Find the string "particulier" and gather every line that holds it.

(Recorded data):
Begin

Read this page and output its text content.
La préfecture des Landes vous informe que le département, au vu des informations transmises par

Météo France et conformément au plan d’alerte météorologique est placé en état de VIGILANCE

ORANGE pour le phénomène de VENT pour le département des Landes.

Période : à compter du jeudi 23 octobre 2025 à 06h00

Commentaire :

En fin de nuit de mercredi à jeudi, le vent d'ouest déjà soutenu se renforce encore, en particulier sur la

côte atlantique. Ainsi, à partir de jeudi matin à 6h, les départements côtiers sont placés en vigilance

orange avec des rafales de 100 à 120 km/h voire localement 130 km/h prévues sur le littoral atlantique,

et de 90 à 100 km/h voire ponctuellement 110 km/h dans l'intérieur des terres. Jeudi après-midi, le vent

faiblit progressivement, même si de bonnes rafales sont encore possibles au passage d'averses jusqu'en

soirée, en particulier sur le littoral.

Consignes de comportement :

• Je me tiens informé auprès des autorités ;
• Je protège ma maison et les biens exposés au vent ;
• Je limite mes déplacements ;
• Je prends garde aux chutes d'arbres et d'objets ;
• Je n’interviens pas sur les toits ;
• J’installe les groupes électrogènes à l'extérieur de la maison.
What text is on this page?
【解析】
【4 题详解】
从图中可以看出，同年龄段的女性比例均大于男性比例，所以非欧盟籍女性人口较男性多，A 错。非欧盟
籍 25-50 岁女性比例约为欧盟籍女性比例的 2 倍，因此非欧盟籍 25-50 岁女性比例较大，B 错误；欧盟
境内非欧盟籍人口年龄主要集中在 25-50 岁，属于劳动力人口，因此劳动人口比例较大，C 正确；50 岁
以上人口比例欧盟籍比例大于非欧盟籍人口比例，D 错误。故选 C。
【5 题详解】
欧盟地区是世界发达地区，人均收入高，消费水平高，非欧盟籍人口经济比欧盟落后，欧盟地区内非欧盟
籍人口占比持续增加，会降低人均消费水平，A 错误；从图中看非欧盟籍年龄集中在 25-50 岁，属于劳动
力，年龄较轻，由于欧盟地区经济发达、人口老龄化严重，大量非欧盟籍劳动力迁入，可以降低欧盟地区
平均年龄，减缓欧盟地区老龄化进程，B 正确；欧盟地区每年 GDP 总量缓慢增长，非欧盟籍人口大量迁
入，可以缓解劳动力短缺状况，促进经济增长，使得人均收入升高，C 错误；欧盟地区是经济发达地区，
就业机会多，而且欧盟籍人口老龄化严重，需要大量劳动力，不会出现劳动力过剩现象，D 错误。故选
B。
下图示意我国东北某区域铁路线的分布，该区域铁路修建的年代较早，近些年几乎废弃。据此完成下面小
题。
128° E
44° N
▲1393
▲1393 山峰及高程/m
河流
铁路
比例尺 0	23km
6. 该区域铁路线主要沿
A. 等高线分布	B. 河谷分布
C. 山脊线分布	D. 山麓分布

End

(Final result):
En fin de nuit de mercredi à jeudi, le vent d'ouest déjà soutenu se renforce encore, en particulier sur la
soirée, en particulier sur le littoral.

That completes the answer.